- [Exercise tasks]
1. Answer these questions about the comment thread on Taylor and body image:
(a) What did the commenter who mentions a husband say they both were when they met?
(b) How did one commenter say they found the page?
(c) What three products does the thread list as things people would buy?
2. Echo word for word the part of the comment thread on Taylor and body image between "Internet: Pillories her" and "you thank you.", inclusive.
3. Proceed with the comment thread on Taylor and body image from where it stops.

- [Excerpt provided]
- - - - - - -

Everyone thinks Taylor's problematic, and she agrees.
Taylor: Admits she, like everyone else in our culture, has ingrained fatphobia that is problematic and a history of disordered eating/thinking that she is grappling with.
Internet: Pillories her for not performing her unlearning perfectly, or ideally, never talking about it at all (unless with her therapist, except oops what if her therapist has a larger body, now she has to worry about offending the therapist) because "she's thin and should know she's the beauty standard," despite it literally being the point of beauty culture not to allow anyone to permanently feel like they've "made it." (Because if you feel thin and pretty, who's going to buy the skinny teas and waist trainers and cellulite creams???)
Found you via a FdB comment and I’m so glad. These are the kind of nuanced conversations we need to have about our bodies. Thank you thank you thank you.
I was talking to a friend last night about how I’m significantly heavier than when I met my husband 20 years ago, when we were teenagers. (I mean, duh.) but what’s actually difficult to grapple with is an aging, changing body that doesn’t match the self image I have, which was solidified when I was an athletic teen. Weight is an easy proxy while “I’m entering middle age and I’ve had three kids but in my mind I feel more able/capable/fit from what my body now allows and that truth is confusing and unsettling” is much more difficult to express and deal with.
Wow. If I was a dysmorphic/underweight ED patient of that therapist, well yeah I would clam up and wonder what was wrong with me, feel ashamed. It’s truly awful that she put that out there!!

- - - - - - -

(Recorded data)
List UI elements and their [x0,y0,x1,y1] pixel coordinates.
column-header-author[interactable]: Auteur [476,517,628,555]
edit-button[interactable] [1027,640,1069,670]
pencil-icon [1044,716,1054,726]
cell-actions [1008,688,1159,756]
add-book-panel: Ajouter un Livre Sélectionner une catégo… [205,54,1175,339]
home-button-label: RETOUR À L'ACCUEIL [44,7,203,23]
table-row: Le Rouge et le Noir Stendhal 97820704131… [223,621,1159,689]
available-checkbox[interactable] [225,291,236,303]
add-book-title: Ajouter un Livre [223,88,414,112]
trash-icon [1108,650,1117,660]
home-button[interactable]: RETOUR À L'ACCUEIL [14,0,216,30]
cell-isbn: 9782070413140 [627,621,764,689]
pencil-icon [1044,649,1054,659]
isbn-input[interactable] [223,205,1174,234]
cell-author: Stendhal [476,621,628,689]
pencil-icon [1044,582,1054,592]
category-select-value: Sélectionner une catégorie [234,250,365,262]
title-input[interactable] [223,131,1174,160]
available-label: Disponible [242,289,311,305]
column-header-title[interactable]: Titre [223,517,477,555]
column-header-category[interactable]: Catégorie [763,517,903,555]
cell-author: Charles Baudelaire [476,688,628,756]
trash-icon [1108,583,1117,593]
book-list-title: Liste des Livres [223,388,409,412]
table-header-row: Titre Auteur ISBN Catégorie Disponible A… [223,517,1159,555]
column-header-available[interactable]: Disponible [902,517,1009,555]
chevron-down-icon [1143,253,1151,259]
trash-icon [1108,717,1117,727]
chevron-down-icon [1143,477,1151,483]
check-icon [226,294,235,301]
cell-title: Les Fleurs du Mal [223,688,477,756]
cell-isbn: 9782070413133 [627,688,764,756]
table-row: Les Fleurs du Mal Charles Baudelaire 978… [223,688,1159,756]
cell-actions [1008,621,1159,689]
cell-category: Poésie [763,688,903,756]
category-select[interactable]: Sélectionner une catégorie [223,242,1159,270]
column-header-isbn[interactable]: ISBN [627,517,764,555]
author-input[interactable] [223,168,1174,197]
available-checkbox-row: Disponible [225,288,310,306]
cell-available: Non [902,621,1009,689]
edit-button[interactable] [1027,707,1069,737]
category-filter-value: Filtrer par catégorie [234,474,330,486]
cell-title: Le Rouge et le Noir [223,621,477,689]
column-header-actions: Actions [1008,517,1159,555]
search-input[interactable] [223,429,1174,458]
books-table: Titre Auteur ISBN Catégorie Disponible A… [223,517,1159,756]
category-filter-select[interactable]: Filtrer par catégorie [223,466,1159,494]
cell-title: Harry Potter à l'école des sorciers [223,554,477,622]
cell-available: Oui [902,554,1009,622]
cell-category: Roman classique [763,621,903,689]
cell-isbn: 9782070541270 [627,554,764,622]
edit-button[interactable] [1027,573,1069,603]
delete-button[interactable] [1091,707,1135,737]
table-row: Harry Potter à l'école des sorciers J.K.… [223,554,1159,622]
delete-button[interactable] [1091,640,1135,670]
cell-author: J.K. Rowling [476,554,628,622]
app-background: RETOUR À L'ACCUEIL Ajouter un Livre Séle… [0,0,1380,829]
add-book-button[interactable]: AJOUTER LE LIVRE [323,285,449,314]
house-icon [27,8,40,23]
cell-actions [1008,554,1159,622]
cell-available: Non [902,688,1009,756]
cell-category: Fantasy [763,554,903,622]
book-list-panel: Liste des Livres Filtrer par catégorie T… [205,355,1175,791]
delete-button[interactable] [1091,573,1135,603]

- - - - - - -

- [Responses for each task]
1.
(a) Teenagers.
(b) Via a FdB comment.
(c) Skinny teas, waist trainers and cellulite creams.

2.
Internet: Pillories her for not performing her unlearning perfectly, or ideally, never talking about it at all (unless with her therapist, except oops what if her therapist has a larger body, now she has to worry about offending the therapist) because "she's thin and should know she's the beauty standard," despite it literally being the point of beauty culture not to allow anyone to permanently feel like they've "made it." (Because if you feel thin and pretty, who's going to buy the skinny teas and waist trainers and cellulite creams???)
Found you via a FdB comment and I’m so glad. These are the kind of nuanced conversations we need to have about our bodies. Thank you thank you thank you.

3.
Thanks so much for this. This discourse has been challenging for all of the reasons you wrote. I am in a thin body and I am in recovery for disordered eating, and it feels like I’m not allowed to feel how I feel. Like, I know I’m fat phobic. That’s literally how all this started. I have absorbed the messaging around ideal bodies for 44 years. It’s not my fault our culture is the way it is. Do I not get to have my experience just because I’m not in a bigger body? This is also partially why I quit ED therapy. It very much felt like there was a right way to feel and a wrong way to feel. No nuance. All black and white. Idk. Like you said, the internet is just too much lately.
From ''but when a therapist takes to the internet" through "I would not want to feel I have to be a perfect, non-problematic patient to get quality care" is, like, everything I'm feeling right now. As you said, a clinical setting is not the same, but .... what if she IS like that in a clinical setting? 😬 Imagine telling your therapist you feel fat and getting hit with THAT backlash.